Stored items
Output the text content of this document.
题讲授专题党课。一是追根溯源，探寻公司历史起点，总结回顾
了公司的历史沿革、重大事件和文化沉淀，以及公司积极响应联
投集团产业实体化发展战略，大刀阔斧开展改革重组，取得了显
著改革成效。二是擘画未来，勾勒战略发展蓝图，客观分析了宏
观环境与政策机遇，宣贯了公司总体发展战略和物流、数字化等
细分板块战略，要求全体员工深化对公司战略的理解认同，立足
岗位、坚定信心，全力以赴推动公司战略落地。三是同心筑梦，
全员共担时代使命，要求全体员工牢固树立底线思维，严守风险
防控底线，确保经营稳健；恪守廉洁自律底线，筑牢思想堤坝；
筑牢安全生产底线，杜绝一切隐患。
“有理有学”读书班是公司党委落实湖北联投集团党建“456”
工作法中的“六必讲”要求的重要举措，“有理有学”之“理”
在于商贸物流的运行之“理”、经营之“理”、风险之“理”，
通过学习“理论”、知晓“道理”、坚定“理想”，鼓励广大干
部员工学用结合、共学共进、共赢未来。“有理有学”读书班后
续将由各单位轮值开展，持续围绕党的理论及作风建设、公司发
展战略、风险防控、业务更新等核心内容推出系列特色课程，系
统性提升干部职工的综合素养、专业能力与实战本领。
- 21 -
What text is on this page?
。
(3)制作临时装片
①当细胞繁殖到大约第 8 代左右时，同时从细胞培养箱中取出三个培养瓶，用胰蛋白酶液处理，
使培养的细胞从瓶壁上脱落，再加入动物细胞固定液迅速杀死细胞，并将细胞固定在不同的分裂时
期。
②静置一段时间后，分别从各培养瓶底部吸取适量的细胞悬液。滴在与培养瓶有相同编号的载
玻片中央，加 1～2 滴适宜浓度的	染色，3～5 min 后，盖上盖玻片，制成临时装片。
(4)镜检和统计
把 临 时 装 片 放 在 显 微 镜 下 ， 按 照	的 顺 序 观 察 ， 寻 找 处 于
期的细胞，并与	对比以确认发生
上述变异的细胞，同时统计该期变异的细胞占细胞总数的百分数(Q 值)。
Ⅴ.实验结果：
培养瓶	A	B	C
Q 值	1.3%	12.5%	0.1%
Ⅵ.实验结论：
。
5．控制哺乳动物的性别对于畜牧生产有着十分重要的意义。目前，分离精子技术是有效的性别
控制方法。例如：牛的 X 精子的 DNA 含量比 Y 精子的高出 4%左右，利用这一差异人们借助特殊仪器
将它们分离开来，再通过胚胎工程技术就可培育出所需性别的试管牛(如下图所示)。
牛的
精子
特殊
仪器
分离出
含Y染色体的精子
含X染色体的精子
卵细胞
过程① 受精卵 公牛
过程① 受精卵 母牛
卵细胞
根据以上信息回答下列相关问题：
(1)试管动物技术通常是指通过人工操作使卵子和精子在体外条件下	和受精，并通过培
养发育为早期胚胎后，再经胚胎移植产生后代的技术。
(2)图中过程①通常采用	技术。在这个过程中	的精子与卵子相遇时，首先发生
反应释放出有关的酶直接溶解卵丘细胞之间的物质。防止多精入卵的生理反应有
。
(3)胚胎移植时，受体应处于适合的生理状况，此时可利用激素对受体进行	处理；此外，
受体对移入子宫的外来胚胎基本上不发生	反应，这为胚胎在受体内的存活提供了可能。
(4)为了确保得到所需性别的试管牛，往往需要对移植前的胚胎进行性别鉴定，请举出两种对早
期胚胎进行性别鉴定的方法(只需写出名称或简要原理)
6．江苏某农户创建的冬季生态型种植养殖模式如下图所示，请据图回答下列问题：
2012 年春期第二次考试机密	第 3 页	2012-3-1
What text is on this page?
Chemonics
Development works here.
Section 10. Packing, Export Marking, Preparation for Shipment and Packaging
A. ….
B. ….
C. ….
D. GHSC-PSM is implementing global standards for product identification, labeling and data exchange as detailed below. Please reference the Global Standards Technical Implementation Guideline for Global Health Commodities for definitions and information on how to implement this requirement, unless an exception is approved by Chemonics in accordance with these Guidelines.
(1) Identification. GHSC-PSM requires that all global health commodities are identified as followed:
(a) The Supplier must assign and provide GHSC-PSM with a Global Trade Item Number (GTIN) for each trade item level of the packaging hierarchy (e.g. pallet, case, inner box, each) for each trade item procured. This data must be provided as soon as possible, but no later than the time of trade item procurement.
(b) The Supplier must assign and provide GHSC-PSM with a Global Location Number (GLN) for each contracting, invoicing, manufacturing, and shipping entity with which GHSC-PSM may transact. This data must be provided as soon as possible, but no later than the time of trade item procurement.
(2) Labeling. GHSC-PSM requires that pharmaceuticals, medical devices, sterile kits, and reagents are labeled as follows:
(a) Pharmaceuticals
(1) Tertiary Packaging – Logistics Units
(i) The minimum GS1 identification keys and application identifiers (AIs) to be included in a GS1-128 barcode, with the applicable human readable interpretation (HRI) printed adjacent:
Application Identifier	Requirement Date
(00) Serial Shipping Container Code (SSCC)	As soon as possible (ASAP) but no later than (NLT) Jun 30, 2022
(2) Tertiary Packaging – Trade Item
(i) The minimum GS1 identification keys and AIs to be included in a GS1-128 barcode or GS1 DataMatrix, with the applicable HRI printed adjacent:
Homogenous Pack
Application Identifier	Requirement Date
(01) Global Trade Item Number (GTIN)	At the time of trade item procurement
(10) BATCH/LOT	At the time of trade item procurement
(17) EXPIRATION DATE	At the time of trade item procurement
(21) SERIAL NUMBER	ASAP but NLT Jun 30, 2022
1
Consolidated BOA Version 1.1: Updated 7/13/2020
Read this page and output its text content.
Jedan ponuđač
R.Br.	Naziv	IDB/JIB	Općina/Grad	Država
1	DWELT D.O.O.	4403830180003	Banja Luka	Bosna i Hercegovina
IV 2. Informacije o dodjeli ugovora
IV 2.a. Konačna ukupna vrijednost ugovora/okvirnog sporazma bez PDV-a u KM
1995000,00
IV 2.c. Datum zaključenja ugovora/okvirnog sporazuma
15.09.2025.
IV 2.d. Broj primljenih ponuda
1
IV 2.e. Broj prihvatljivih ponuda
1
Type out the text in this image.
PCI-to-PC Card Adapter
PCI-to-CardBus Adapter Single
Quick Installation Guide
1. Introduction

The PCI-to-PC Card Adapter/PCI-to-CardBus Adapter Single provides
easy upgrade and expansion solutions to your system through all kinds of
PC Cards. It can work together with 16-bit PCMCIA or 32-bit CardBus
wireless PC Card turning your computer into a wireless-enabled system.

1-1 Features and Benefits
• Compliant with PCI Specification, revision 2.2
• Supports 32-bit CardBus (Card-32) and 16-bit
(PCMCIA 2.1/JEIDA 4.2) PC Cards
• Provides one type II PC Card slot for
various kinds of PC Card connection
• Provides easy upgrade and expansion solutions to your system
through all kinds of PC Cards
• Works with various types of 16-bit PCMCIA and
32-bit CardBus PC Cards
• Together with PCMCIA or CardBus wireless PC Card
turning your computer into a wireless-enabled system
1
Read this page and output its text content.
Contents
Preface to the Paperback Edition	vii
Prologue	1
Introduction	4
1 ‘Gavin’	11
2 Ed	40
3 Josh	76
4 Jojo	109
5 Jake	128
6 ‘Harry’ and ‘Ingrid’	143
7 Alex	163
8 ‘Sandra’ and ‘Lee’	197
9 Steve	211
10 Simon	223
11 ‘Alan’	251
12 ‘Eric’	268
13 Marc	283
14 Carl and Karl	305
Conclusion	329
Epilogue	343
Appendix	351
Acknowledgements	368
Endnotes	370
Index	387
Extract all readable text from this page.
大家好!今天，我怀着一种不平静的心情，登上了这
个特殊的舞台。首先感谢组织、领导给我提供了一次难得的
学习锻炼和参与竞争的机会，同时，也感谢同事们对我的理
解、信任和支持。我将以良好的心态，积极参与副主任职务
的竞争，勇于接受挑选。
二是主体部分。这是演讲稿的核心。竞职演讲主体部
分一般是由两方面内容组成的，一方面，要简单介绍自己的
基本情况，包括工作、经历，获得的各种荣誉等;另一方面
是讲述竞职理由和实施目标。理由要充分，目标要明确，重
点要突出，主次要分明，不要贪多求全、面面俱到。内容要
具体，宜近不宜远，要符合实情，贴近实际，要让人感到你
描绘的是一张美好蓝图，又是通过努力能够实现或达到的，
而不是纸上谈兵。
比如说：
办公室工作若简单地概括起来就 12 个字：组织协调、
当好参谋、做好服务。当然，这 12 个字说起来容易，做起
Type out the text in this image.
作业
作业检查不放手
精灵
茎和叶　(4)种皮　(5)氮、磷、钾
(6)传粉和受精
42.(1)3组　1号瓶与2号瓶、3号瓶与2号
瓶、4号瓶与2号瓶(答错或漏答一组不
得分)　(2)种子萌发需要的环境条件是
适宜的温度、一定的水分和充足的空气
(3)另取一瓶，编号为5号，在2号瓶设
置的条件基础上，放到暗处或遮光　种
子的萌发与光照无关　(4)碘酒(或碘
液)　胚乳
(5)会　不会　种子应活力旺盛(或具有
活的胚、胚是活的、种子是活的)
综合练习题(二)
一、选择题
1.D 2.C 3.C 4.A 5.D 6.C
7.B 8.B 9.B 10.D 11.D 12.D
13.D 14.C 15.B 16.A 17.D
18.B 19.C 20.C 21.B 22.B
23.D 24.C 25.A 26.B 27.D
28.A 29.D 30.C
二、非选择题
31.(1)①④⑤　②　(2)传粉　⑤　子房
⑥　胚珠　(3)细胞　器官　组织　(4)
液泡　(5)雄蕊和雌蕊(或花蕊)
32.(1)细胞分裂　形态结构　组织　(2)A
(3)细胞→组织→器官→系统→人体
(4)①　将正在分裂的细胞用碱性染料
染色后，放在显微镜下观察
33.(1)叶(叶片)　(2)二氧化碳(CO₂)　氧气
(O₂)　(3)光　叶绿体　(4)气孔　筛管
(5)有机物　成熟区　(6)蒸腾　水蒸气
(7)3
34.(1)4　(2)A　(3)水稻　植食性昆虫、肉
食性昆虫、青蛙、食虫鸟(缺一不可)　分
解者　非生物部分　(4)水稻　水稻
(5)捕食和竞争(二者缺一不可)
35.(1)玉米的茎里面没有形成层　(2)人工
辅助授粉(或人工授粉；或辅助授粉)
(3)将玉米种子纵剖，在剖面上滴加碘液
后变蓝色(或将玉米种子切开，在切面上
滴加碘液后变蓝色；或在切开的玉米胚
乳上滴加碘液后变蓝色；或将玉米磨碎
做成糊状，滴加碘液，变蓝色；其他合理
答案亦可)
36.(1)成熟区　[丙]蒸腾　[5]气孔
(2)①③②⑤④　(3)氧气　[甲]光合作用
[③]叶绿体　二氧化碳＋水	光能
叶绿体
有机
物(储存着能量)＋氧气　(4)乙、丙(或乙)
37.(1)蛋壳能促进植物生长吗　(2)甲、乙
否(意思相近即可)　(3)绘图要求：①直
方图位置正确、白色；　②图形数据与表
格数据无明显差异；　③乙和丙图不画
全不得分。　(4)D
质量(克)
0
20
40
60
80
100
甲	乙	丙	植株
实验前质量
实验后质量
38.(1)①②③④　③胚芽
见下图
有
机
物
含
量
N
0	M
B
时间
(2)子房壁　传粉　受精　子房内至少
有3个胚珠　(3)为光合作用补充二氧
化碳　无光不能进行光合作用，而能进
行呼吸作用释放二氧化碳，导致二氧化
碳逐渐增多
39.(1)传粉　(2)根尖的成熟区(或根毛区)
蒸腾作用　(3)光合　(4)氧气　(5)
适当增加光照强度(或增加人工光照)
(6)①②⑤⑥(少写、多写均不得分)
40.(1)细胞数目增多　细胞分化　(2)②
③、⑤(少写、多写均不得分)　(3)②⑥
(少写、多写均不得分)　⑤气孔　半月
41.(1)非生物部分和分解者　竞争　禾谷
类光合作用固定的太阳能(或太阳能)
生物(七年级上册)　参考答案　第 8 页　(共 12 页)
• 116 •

GOAL.
Where does the word "minimum" appear? Return each line that holds it.

TASK RESULT.
(i) The minimum GS1 identification keys and application identifiers (AIs) to be included in a GS1-128 barcode, with the applicable human readable interpretation (HRI) printed adjacent:
(i) The minimum GS1 identification keys and AIs to be included in a GS1-128 barcode or GS1 DataMatrix, with the applicable HRI printed adjacent:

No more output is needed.